- _To do_
Return all of the entries exactly as written.

[start]

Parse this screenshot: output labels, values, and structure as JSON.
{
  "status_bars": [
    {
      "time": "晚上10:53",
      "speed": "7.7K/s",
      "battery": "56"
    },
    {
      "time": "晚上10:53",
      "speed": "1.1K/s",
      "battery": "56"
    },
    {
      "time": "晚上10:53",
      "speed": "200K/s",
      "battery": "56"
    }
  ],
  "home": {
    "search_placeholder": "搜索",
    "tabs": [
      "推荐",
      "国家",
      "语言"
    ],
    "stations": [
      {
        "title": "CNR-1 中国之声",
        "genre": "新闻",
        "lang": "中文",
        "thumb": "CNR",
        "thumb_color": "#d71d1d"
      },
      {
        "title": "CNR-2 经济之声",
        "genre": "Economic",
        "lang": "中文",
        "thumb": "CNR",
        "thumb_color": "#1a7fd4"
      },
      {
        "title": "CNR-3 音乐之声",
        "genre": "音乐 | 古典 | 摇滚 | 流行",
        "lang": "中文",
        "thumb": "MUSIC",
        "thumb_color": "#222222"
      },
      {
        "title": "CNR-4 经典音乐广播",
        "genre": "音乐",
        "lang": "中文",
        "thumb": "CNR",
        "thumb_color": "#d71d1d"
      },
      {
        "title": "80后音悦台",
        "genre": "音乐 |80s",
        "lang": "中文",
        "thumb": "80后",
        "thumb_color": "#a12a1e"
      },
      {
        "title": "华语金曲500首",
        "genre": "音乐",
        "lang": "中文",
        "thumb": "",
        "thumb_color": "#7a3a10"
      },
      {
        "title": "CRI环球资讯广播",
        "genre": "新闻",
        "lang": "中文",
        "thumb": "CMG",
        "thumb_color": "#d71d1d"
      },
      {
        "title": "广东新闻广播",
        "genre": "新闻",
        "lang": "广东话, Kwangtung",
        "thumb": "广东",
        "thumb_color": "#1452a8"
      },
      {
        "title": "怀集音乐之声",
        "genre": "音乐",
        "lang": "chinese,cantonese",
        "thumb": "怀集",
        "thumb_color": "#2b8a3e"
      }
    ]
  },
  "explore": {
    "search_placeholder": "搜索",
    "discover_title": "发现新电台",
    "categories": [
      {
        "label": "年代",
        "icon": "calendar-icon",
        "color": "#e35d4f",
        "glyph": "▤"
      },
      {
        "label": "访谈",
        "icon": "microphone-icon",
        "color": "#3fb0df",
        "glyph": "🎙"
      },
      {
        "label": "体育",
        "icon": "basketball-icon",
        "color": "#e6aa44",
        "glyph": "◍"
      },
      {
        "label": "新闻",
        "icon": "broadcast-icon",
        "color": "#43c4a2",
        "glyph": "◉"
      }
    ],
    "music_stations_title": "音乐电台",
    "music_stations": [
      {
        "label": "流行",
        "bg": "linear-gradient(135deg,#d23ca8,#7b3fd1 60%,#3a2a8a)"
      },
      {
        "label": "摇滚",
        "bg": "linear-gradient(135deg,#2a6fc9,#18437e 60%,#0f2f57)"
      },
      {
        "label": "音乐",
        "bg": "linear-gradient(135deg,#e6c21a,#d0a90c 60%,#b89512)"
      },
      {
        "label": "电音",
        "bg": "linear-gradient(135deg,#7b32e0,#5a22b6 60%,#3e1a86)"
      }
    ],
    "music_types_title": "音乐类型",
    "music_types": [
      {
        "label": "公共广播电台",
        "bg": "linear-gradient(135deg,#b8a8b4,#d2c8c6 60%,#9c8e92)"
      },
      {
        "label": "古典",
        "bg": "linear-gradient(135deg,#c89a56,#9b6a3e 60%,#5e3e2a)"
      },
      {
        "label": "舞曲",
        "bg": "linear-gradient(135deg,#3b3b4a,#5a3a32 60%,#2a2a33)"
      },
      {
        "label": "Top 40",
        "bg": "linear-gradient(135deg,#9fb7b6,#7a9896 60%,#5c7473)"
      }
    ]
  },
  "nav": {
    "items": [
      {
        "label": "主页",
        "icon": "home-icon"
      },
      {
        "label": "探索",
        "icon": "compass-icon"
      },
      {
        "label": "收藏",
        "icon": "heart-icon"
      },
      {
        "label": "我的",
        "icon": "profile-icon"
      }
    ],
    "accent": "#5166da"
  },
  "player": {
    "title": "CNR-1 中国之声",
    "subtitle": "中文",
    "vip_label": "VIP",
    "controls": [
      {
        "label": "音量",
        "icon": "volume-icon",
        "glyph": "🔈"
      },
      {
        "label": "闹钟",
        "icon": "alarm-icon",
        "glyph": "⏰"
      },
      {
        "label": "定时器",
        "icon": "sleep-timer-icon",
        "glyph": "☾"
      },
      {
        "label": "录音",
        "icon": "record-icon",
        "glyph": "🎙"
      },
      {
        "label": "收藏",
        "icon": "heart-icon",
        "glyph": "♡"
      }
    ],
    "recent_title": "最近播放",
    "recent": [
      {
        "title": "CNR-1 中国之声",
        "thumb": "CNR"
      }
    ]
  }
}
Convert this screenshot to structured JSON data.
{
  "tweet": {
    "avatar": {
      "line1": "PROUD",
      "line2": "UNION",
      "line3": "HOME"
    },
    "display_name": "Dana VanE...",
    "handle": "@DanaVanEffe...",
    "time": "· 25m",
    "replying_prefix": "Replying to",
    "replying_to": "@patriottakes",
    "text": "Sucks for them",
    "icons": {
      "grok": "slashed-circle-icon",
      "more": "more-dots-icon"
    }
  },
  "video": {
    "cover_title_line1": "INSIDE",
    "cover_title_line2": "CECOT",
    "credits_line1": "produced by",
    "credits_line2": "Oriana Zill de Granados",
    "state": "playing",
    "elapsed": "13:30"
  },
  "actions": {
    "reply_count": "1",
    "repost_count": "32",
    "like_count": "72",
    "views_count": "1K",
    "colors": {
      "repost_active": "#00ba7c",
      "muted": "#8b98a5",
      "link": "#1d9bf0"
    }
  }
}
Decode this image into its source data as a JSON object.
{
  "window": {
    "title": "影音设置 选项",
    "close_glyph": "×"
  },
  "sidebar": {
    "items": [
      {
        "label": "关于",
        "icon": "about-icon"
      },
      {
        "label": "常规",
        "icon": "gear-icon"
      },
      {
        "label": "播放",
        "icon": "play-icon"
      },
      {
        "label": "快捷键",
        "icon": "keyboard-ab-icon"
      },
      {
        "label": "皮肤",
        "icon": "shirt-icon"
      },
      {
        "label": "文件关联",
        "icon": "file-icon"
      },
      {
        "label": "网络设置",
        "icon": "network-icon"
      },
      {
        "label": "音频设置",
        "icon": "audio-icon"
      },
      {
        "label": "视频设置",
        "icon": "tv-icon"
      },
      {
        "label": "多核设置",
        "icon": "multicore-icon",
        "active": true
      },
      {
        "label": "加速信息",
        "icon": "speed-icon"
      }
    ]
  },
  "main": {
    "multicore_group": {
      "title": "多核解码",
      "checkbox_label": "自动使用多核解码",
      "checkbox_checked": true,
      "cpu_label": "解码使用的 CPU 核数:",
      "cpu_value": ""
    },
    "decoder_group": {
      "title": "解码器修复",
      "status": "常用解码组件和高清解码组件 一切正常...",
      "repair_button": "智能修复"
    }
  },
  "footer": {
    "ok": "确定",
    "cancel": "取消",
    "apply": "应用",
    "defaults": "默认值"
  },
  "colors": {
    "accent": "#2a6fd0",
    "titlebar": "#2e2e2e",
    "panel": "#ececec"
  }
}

[end]

- _Right answer_
Parse this screenshot: output labels, values, and structure as JSON.
{
  "status_bars": [
    {
      "time": "晚上10:53",
      "speed": "7.7K/s",
      "battery": "56"
    },
    {
      "time": "晚上10:53",
      "speed": "1.1K/s",
      "battery": "56"
    },
    {
      "time": "晚上10:53",
      "speed": "200K/s",
      "battery": "56"
    }
  ],
  "home": {
    "search_placeholder": "搜索",
    "tabs": [
      "推荐",
      "国家",
      "语言"
    ],
    "stations": [
      {
        "title": "CNR-1 中国之声",
        "genre": "新闻",
        "lang": "中文",
        "thumb": "CNR",
        "thumb_color": "#d71d1d"
      },
      {
        "title": "CNR-2 经济之声",
        "genre": "Economic",
        "lang": "中文",
        "thumb": "CNR",
        "thumb_color": "#1a7fd4"
      },
      {
        "title": "CNR-3 音乐之声",
        "genre": "音乐 | 古典 | 摇滚 | 流行",
        "lang": "中文",
        "thumb": "MUSIC",
        "thumb_color": "#222222"
      },
      {
        "title": "CNR-4 经典音乐广播",
        "genre": "音乐",
        "lang": "中文",
        "thumb": "CNR",
        "thumb_color": "#d71d1d"
      },
      {
        "title": "80后音悦台",
        "genre": "音乐 |80s",
        "lang": "中文",
        "thumb": "80后",
        "thumb_color": "#a12a1e"
      },
      {
        "title": "华语金曲500首",
        "genre": "音乐",
        "lang": "中文",
        "thumb": "",
        "thumb_color": "#7a3a10"
      },
      {
        "title": "CRI环球资讯广播",
        "genre": "新闻",
        "lang": "中文",
        "thumb": "CMG",
        "thumb_color": "#d71d1d"
      },
      {
        "title": "广东新闻广播",
        "genre": "新闻",
        "lang": "广东话, Kwangtung",
        "thumb": "广东",
        "thumb_color": "#1452a8"
      },
      {
        "title": "怀集音乐之声",
        "genre": "音乐",
        "lang": "chinese,cantonese",
        "thumb": "怀集",
        "thumb_color": "#2b8a3e"
      }
    ]
  },
  "explore": {
    "search_placeholder": "搜索",
    "discover_title": "发现新电台",
    "categories": [
      {
        "label": "年代",
        "icon": "calendar-icon",
        "color": "#e35d4f",
        "glyph": "▤"
      },
      {
        "label": "访谈",
        "icon": "microphone-icon",
        "color": "#3fb0df",
        "glyph": "🎙"
      },
      {
        "label": "体育",
        "icon": "basketball-icon",
        "color": "#e6aa44",
        "glyph": "◍"
      },
      {
        "label": "新闻",
        "icon": "broadcast-icon",
        "color": "#43c4a2",
        "glyph": "◉"
      }
    ],
    "music_stations_title": "音乐电台",
    "music_stations": [
      {
        "label": "流行",
        "bg": "linear-gradient(135deg,#d23ca8,#7b3fd1 60%,#3a2a8a)"
      },
      {
        "label": "摇滚",
        "bg": "linear-gradient(135deg,#2a6fc9,#18437e 60%,#0f2f57)"
      },
      {
        "label": "音乐",
        "bg": "linear-gradient(135deg,#e6c21a,#d0a90c 60%,#b89512)"
      },
      {
        "label": "电音",
        "bg": "linear-gradient(135deg,#7b32e0,#5a22b6 60%,#3e1a86)"
      }
    ],
    "music_types_title": "音乐类型",
    "music_types": [
      {
        "label": "公共广播电台",
        "bg": "linear-gradient(135deg,#b8a8b4,#d2c8c6 60%,#9c8e92)"
      },
      {
        "label": "古典",
        "bg": "linear-gradient(135deg,#c89a56,#9b6a3e 60%,#5e3e2a)"
      },
      {
        "label": "舞曲",
        "bg": "linear-gradient(135deg,#3b3b4a,#5a3a32 60%,#2a2a33)"
      },
      {
        "label": "Top 40",
        "bg": "linear-gradient(135deg,#9fb7b6,#7a9896 60%,#5c7473)"
      }
    ]
  },
  "nav": {
    "items": [
      {
        "label": "主页",
        "icon": "home-icon"
      },
      {
        "label": "探索",
        "icon": "compass-icon"
      },
      {
        "label": "收藏",
        "icon": "heart-icon"
      },
      {
        "label": "我的",
        "icon": "profile-icon"
      }
    ],
    "accent": "#5166da"
  },
  "player": {
    "title": "CNR-1 中国之声",
    "subtitle": "中文",
    "vip_label": "VIP",
    "controls": [
      {
        "label": "音量",
        "icon": "volume-icon",
        "glyph": "🔈"
      },
      {
        "label": "闹钟",
        "icon": "alarm-icon",
        "glyph": "⏰"
      },
      {
        "label": "定时器",
        "icon": "sleep-timer-icon",
        "glyph": "☾"
      },
      {
        "label": "录音",
        "icon": "record-icon",
        "glyph": "🎙"
      },
      {
        "label": "收藏",
        "icon": "heart-icon",
        "glyph": "♡"
      }
    ],
    "recent_title": "最近播放",
    "recent": [
      {
        "title": "CNR-1 中国之声",
        "thumb": "CNR"
      }
    ]
  }
}
Convert this screenshot to structured JSON data.
{
  "tweet": {
    "avatar": {
      "line1": "PROUD",
      "line2": "UNION",
      "line3": "HOME"
    },
    "display_name": "Dana VanE...",
    "handle": "@DanaVanEffe...",
    "time": "· 25m",
    "replying_prefix": "Replying to",
    "replying_to": "@patriottakes",
    "text": "Sucks for them",
    "icons": {
      "grok": "slashed-circle-icon",
      "more": "more-dots-icon"
    }
  },
  "video": {
    "cover_title_line1": "INSIDE",
    "cover_title_line2": "CECOT",
    "credits_line1": "produced by",
    "credits_line2": "Oriana Zill de Granados",
    "state": "playing",
    "elapsed": "13:30"
  },
  "actions": {
    "reply_count": "1",
    "repost_count": "32",
    "like_count": "72",
    "views_count": "1K",
    "colors": {
      "repost_active": "#00ba7c",
      "muted": "#8b98a5",
      "link": "#1d9bf0"
    }
  }
}
Decode this image into its source data as a JSON object.
{
  "window": {
    "title": "影音设置 选项",
    "close_glyph": "×"
  },
  "sidebar": {
    "items": [
      {
        "label": "关于",
        "icon": "about-icon"
      },
      {
        "label": "常规",
        "icon": "gear-icon"
      },
      {
        "label": "播放",
        "icon": "play-icon"
      },
      {
        "label": "快捷键",
        "icon": "keyboard-ab-icon"
      },
      {
        "label": "皮肤",
        "icon": "shirt-icon"
      },
      {
        "label": "文件关联",
        "icon": "file-icon"
      },
      {
        "label": "网络设置",
        "icon": "network-icon"
      },
      {
        "label": "音频设置",
        "icon": "audio-icon"
      },
      {
        "label": "视频设置",
        "icon": "tv-icon"
      },
      {
        "label": "多核设置",
        "icon": "multicore-icon",
        "active": true
      },
      {
        "label": "加速信息",
        "icon": "speed-icon"
      }
    ]
  },
  "main": {
    "multicore_group": {
      "title": "多核解码",
      "checkbox_label": "自动使用多核解码",
      "checkbox_checked": true,
      "cpu_label": "解码使用的 CPU 核数:",
      "cpu_value": ""
    },
    "decoder_group": {
      "title": "解码器修复",
      "status": "常用解码组件和高清解码组件 一切正常...",
      "repair_button": "智能修复"
    }
  },
  "footer": {
    "ok": "确定",
    "cancel": "取消",
    "apply": "应用",
    "defaults": "默认值"
  },
  "colors": {
    "accent": "#2a6fd0",
    "titlebar": "#2e2e2e",
    "panel": "#ececec"
  }
}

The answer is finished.